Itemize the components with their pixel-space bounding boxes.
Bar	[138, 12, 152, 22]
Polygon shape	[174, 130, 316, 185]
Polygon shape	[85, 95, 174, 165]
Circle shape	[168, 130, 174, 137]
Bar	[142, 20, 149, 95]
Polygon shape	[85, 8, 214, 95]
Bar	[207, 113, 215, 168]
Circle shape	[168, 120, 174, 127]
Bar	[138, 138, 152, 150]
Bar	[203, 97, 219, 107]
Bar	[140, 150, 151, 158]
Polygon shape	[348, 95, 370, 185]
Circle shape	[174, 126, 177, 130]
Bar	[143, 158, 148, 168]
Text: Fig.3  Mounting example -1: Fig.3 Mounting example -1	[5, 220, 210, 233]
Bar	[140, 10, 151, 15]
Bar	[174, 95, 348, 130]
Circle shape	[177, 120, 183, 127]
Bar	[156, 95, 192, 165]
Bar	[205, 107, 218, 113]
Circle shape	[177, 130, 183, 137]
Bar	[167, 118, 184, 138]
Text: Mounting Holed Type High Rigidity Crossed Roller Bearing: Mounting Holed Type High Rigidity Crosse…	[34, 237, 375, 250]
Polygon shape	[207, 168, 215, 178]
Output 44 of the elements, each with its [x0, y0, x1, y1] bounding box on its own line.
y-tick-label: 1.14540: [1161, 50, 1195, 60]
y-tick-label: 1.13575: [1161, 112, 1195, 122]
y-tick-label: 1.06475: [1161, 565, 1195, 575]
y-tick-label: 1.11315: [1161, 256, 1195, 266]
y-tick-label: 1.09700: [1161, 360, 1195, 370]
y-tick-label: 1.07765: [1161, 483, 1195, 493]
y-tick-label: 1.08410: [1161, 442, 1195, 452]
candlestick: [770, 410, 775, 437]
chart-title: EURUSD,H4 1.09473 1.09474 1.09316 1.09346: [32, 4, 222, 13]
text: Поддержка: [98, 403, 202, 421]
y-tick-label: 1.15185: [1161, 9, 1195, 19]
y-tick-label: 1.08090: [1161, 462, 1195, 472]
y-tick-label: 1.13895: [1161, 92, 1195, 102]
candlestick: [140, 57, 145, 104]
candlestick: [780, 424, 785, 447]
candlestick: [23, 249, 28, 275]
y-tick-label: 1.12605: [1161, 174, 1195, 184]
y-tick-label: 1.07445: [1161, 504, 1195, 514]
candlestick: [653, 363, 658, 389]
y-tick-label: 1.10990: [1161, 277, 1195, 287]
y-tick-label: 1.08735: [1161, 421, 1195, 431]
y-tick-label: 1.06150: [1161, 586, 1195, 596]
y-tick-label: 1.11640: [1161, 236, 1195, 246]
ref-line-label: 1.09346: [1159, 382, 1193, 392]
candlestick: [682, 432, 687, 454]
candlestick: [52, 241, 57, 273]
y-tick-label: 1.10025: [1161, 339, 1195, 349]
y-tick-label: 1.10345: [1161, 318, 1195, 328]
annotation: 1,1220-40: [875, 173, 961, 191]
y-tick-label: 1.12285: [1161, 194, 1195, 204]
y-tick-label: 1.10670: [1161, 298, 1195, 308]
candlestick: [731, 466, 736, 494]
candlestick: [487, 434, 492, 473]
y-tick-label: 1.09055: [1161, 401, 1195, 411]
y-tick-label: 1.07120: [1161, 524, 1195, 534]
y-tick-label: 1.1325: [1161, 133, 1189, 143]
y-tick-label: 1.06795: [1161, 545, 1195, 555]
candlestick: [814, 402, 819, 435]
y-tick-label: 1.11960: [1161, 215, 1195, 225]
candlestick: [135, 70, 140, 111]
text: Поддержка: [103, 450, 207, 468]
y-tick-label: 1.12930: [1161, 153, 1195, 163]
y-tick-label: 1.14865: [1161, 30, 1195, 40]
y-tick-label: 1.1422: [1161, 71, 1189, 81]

==================================================

▶ Task prompt: Please write out every line of the data above, word for word and in the same order.

▶ Complete answer:
Itemize the components with their pixel-space bounding boxes.
Bar	[138, 12, 152, 22]
Polygon shape	[174, 130, 316, 185]
Polygon shape	[85, 95, 174, 165]
Circle shape	[168, 130, 174, 137]
Bar	[142, 20, 149, 95]
Polygon shape	[85, 8, 214, 95]
Bar	[207, 113, 215, 168]
Circle shape	[168, 120, 174, 127]
Bar	[138, 138, 152, 150]
Bar	[203, 97, 219, 107]
Bar	[140, 150, 151, 158]
Polygon shape	[348, 95, 370, 185]
Circle shape	[174, 126, 177, 130]
Bar	[143, 158, 148, 168]
Text: Fig.3  Mounting example -1: Fig.3 Mounting example -1	[5, 220, 210, 233]
Bar	[140, 10, 151, 15]
Bar	[174, 95, 348, 130]
Circle shape	[177, 120, 183, 127]
Bar	[156, 95, 192, 165]
Bar	[205, 107, 218, 113]
Circle shape	[177, 130, 183, 137]
Bar	[167, 118, 184, 138]
Text: Mounting Holed Type High Rigidity Crossed Roller Bearing: Mounting Holed Type High Rigidity Crosse…	[34, 237, 375, 250]
Polygon shape	[207, 168, 215, 178]
Output 44 of the elements, each with its [x0, y0, x1, y1] bounding box on its own line.
y-tick-label: 1.14540: [1161, 50, 1195, 60]
y-tick-label: 1.13575: [1161, 112, 1195, 122]
y-tick-label: 1.06475: [1161, 565, 1195, 575]
y-tick-label: 1.11315: [1161, 256, 1195, 266]
y-tick-label: 1.09700: [1161, 360, 1195, 370]
y-tick-label: 1.07765: [1161, 483, 1195, 493]
y-tick-label: 1.08410: [1161, 442, 1195, 452]
candlestick: [770, 410, 775, 437]
chart-title: EURUSD,H4 1.09473 1.09474 1.09316 1.09346: [32, 4, 222, 13]
text: Поддержка: [98, 403, 202, 421]
y-tick-label: 1.15185: [1161, 9, 1195, 19]
y-tick-label: 1.08090: [1161, 462, 1195, 472]
y-tick-label: 1.13895: [1161, 92, 1195, 102]
candlestick: [140, 57, 145, 104]
candlestick: [780, 424, 785, 447]
candlestick: [23, 249, 28, 275]
y-tick-label: 1.12605: [1161, 174, 1195, 184]
y-tick-label: 1.07445: [1161, 504, 1195, 514]
candlestick: [653, 363, 658, 389]
y-tick-label: 1.10990: [1161, 277, 1195, 287]
y-tick-label: 1.08735: [1161, 421, 1195, 431]
y-tick-label: 1.06150: [1161, 586, 1195, 596]
y-tick-label: 1.11640: [1161, 236, 1195, 246]
ref-line-label: 1.09346: [1159, 382, 1193, 392]
candlestick: [682, 432, 687, 454]
candlestick: [52, 241, 57, 273]
y-tick-label: 1.10025: [1161, 339, 1195, 349]
y-tick-label: 1.10345: [1161, 318, 1195, 328]
annotation: 1,1220-40: [875, 173, 961, 191]
y-tick-label: 1.12285: [1161, 194, 1195, 204]
y-tick-label: 1.10670: [1161, 298, 1195, 308]
candlestick: [731, 466, 736, 494]
candlestick: [487, 434, 492, 473]
y-tick-label: 1.09055: [1161, 401, 1195, 411]
y-tick-label: 1.07120: [1161, 524, 1195, 534]
y-tick-label: 1.1325: [1161, 133, 1189, 143]
y-tick-label: 1.06795: [1161, 545, 1195, 555]
candlestick: [814, 402, 819, 435]
y-tick-label: 1.11960: [1161, 215, 1195, 225]
candlestick: [135, 70, 140, 111]
text: Поддержка: [103, 450, 207, 468]
y-tick-label: 1.12930: [1161, 153, 1195, 163]
y-tick-label: 1.14865: [1161, 30, 1195, 40]
y-tick-label: 1.1422: [1161, 71, 1189, 81]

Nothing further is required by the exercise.